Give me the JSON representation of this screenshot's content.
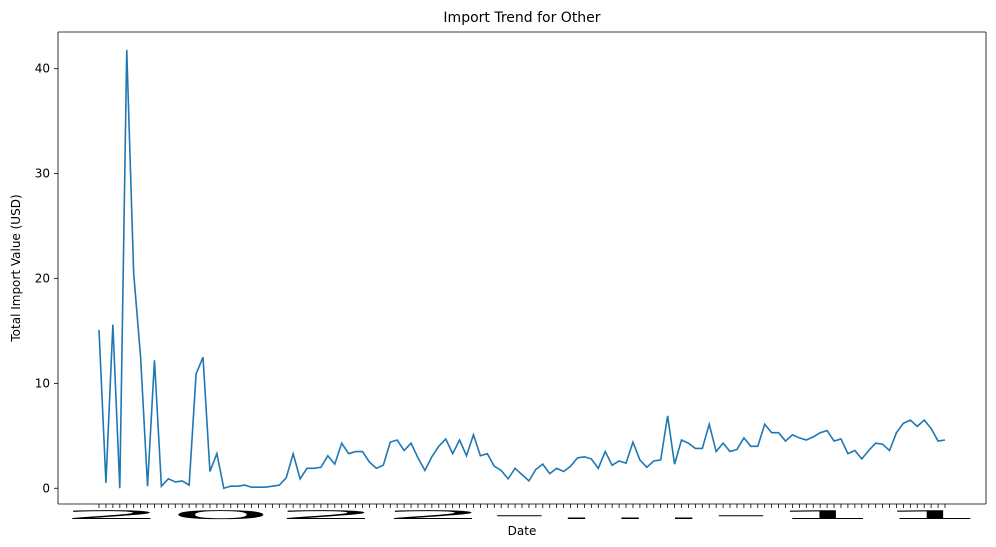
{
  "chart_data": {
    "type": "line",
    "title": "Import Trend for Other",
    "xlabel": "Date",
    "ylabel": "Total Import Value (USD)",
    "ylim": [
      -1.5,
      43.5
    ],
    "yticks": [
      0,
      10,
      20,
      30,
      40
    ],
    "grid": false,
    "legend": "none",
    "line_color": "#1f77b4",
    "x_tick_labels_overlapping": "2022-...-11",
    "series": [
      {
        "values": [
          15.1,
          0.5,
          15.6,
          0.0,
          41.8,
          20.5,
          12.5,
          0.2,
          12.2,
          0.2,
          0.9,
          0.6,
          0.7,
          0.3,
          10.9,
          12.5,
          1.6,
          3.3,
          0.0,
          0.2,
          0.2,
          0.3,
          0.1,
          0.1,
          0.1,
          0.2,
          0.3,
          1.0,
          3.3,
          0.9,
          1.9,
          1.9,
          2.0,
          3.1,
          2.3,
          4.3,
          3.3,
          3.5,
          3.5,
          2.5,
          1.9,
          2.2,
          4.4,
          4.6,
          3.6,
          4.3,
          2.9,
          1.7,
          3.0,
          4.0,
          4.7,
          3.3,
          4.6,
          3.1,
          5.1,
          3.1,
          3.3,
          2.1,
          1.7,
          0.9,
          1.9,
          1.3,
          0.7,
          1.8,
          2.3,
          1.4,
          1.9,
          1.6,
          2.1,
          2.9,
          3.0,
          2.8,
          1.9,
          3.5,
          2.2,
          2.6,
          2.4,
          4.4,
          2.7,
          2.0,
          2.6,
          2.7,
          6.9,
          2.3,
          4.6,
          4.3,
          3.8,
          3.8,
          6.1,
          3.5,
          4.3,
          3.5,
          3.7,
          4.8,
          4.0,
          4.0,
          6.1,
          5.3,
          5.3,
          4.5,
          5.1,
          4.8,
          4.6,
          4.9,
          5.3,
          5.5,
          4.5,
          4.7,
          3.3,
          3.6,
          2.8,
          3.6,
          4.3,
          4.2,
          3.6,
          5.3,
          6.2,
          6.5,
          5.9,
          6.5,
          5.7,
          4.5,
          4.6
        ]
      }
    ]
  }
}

■ Written instruction: Pull out every line of the records that includes the string "Import".

■ Finished task:
    "title": "Import Trend for Other",
    "ylabel": "Total Import Value (USD)",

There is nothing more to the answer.